_EXERCISE INPUT_:
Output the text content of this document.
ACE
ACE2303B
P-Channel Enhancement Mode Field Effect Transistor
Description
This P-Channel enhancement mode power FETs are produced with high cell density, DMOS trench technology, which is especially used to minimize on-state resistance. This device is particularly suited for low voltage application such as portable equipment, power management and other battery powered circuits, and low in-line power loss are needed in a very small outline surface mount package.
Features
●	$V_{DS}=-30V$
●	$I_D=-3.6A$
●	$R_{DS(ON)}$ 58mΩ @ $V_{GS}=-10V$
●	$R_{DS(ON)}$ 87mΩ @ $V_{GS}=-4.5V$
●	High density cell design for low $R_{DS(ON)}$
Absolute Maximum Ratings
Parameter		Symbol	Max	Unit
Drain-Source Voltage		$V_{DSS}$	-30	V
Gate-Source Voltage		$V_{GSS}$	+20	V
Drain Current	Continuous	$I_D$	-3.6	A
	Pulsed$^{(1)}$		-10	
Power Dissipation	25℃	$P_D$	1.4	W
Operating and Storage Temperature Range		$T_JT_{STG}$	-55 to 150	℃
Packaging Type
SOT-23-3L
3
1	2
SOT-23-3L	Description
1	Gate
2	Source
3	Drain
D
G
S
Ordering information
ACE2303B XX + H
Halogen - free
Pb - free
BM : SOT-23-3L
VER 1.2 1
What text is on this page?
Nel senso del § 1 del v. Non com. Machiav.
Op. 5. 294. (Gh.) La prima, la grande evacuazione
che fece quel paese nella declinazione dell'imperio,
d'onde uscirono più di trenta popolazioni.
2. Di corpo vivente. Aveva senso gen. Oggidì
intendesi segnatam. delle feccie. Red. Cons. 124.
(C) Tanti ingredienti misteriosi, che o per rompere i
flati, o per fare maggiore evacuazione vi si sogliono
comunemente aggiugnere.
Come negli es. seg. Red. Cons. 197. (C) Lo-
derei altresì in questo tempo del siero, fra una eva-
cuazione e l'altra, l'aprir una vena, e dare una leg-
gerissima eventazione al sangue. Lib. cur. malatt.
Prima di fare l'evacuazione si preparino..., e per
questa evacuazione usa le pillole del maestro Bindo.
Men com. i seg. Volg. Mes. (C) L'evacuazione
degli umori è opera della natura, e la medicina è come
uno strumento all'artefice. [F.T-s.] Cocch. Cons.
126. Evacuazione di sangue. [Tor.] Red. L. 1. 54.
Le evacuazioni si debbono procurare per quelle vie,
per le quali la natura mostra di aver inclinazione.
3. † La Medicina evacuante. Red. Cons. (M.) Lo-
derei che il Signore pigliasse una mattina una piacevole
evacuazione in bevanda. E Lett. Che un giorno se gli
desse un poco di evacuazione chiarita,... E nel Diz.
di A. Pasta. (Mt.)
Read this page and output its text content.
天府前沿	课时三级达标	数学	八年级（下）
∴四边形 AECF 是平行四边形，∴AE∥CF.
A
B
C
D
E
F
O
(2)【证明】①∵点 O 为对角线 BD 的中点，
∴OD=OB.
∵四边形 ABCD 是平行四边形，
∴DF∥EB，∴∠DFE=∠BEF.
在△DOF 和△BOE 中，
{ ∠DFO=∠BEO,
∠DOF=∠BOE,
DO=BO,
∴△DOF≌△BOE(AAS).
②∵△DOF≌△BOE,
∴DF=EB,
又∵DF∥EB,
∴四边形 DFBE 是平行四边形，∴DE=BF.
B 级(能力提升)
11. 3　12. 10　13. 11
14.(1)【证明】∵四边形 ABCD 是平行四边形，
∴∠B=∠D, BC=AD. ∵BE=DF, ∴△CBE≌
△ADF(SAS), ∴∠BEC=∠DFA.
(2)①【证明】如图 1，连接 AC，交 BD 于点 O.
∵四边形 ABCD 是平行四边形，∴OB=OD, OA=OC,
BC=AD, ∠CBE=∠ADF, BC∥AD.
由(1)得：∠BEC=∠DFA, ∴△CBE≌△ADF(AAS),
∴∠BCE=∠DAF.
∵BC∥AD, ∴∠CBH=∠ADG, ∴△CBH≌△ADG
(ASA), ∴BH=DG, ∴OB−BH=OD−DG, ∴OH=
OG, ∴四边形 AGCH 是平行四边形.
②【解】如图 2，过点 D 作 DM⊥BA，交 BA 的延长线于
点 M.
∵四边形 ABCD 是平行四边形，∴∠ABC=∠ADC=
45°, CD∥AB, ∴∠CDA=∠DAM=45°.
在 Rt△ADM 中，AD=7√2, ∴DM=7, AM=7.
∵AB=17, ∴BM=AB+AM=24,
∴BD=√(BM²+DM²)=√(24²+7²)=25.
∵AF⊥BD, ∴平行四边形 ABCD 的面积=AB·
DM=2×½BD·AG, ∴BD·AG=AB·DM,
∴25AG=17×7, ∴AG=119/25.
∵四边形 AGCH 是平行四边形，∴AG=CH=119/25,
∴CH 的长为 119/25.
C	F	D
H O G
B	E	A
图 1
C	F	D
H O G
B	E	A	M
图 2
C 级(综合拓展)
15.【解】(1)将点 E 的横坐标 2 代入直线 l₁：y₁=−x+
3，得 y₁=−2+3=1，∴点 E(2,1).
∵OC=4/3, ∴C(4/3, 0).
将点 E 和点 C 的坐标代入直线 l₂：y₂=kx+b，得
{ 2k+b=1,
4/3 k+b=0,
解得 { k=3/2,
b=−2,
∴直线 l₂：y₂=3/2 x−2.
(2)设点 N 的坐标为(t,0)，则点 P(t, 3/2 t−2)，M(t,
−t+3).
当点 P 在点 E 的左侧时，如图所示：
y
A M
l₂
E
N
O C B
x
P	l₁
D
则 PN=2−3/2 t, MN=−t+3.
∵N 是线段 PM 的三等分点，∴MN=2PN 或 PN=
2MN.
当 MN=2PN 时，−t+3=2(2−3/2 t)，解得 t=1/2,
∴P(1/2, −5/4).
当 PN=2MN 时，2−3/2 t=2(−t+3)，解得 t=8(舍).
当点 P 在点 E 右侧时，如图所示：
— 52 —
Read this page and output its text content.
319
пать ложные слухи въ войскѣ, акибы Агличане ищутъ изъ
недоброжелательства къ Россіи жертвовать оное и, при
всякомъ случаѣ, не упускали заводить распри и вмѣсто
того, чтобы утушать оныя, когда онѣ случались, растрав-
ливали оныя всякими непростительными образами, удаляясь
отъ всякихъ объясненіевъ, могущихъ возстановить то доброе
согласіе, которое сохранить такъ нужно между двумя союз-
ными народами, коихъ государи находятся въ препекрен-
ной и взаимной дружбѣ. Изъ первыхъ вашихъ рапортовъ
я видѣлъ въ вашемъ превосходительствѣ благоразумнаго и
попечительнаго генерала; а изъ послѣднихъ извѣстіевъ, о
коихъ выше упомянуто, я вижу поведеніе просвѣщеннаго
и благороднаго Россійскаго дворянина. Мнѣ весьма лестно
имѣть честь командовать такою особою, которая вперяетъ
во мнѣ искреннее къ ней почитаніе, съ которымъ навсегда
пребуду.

_TASK BRIEF_:
Pull out each line holding the string "sangue".

_THE RESULT_:
gerissima eventazione al sangue. Lib. cur. malatt.
126. Evacuazione di sangue. [Tor.] Red. L. 1. 54.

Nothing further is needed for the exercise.